» 练习说明
将以下材料逐字抄写一遍，不得增删或改动。

» 输入材料
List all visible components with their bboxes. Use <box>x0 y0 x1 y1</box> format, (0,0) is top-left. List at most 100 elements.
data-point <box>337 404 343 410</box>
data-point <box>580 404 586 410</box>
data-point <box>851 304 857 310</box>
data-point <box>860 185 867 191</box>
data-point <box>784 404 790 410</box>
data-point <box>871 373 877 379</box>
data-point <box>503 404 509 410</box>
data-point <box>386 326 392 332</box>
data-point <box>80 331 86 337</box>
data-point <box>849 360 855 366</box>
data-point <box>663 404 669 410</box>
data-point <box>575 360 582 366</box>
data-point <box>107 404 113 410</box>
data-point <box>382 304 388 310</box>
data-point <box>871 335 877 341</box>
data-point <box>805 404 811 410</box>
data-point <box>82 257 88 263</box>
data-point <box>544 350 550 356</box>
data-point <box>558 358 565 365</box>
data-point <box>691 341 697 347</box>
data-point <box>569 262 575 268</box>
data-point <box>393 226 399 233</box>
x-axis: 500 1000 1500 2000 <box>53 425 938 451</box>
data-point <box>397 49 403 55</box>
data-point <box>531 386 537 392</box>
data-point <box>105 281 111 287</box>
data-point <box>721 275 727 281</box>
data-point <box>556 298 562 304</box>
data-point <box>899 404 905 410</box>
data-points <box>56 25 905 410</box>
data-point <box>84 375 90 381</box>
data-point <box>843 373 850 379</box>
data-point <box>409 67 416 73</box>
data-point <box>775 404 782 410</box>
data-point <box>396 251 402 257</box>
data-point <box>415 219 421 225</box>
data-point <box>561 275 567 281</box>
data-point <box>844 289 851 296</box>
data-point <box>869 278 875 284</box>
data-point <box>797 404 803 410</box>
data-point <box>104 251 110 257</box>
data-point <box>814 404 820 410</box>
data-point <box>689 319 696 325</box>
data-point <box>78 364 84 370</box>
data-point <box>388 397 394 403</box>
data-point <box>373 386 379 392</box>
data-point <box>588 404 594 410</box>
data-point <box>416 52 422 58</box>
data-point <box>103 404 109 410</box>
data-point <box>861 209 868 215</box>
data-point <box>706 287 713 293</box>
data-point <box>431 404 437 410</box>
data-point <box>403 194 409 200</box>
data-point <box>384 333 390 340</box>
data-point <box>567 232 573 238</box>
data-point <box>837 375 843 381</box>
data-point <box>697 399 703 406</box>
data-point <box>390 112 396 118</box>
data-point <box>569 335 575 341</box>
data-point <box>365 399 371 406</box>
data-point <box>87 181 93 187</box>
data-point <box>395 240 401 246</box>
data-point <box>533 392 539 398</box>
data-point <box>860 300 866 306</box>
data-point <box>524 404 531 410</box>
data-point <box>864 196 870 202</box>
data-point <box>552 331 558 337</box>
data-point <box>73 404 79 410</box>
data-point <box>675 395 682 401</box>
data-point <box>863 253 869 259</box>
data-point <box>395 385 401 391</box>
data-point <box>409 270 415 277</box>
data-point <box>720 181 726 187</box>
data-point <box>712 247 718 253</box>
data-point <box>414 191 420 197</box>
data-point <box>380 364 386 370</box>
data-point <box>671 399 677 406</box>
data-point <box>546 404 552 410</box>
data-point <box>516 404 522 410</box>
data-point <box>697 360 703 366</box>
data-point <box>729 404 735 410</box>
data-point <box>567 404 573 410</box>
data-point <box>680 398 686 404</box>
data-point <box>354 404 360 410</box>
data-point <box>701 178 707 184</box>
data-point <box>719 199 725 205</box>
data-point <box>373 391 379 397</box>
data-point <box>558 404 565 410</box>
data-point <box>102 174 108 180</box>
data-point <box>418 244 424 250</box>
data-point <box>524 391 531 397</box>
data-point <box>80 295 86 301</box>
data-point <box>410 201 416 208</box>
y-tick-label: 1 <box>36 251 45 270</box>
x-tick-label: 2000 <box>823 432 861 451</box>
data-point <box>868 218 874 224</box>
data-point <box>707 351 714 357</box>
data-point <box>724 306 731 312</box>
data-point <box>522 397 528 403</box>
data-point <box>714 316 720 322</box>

» 最终结果
List all visible components with their bboxes. Use <box>x0 y0 x1 y1</box> format, (0,0) is top-left. List at most 100 elements.
data-point <box>337 404 343 410</box>
data-point <box>580 404 586 410</box>
data-point <box>851 304 857 310</box>
data-point <box>860 185 867 191</box>
data-point <box>784 404 790 410</box>
data-point <box>871 373 877 379</box>
data-point <box>503 404 509 410</box>
data-point <box>386 326 392 332</box>
data-point <box>80 331 86 337</box>
data-point <box>849 360 855 366</box>
data-point <box>663 404 669 410</box>
data-point <box>575 360 582 366</box>
data-point <box>107 404 113 410</box>
data-point <box>382 304 388 310</box>
data-point <box>871 335 877 341</box>
data-point <box>805 404 811 410</box>
data-point <box>82 257 88 263</box>
data-point <box>544 350 550 356</box>
data-point <box>558 358 565 365</box>
data-point <box>691 341 697 347</box>
data-point <box>569 262 575 268</box>
data-point <box>393 226 399 233</box>
x-axis: 500 1000 1500 2000 <box>53 425 938 451</box>
data-point <box>397 49 403 55</box>
data-point <box>531 386 537 392</box>
data-point <box>105 281 111 287</box>
data-point <box>721 275 727 281</box>
data-point <box>556 298 562 304</box>
data-point <box>899 404 905 410</box>
data-points <box>56 25 905 410</box>
data-point <box>84 375 90 381</box>
data-point <box>843 373 850 379</box>
data-point <box>409 67 416 73</box>
data-point <box>775 404 782 410</box>
data-point <box>396 251 402 257</box>
data-point <box>415 219 421 225</box>
data-point <box>561 275 567 281</box>
data-point <box>844 289 851 296</box>
data-point <box>869 278 875 284</box>
data-point <box>797 404 803 410</box>
data-point <box>104 251 110 257</box>
data-point <box>814 404 820 410</box>
data-point <box>689 319 696 325</box>
data-point <box>78 364 84 370</box>
data-point <box>388 397 394 403</box>
data-point <box>373 386 379 392</box>
data-point <box>588 404 594 410</box>
data-point <box>416 52 422 58</box>
data-point <box>103 404 109 410</box>
data-point <box>861 209 868 215</box>
data-point <box>706 287 713 293</box>
data-point <box>431 404 437 410</box>
data-point <box>403 194 409 200</box>
data-point <box>384 333 390 340</box>
data-point <box>567 232 573 238</box>
data-point <box>837 375 843 381</box>
data-point <box>697 399 703 406</box>
data-point <box>390 112 396 118</box>
data-point <box>569 335 575 341</box>
data-point <box>365 399 371 406</box>
data-point <box>87 181 93 187</box>
data-point <box>395 240 401 246</box>
data-point <box>533 392 539 398</box>
data-point <box>860 300 866 306</box>
data-point <box>524 404 531 410</box>
data-point <box>864 196 870 202</box>
data-point <box>552 331 558 337</box>
data-point <box>73 404 79 410</box>
data-point <box>675 395 682 401</box>
data-point <box>863 253 869 259</box>
data-point <box>395 385 401 391</box>
data-point <box>409 270 415 277</box>
data-point <box>720 181 726 187</box>
data-point <box>712 247 718 253</box>
data-point <box>414 191 420 197</box>
data-point <box>380 364 386 370</box>
data-point <box>671 399 677 406</box>
data-point <box>546 404 552 410</box>
data-point <box>516 404 522 410</box>
data-point <box>697 360 703 366</box>
data-point <box>729 404 735 410</box>
data-point <box>567 404 573 410</box>
data-point <box>680 398 686 404</box>
data-point <box>354 404 360 410</box>
data-point <box>701 178 707 184</box>
data-point <box>719 199 725 205</box>
data-point <box>373 391 379 397</box>
data-point <box>558 404 565 410</box>
data-point <box>102 174 108 180</box>
data-point <box>418 244 424 250</box>
data-point <box>524 391 531 397</box>
data-point <box>80 295 86 301</box>
data-point <box>410 201 416 208</box>
y-tick-label: 1 <box>36 251 45 270</box>
x-tick-label: 2000 <box>823 432 861 451</box>
data-point <box>868 218 874 224</box>
data-point <box>707 351 714 357</box>
data-point <box>724 306 731 312</box>
data-point <box>522 397 528 403</box>
data-point <box>714 316 720 322</box>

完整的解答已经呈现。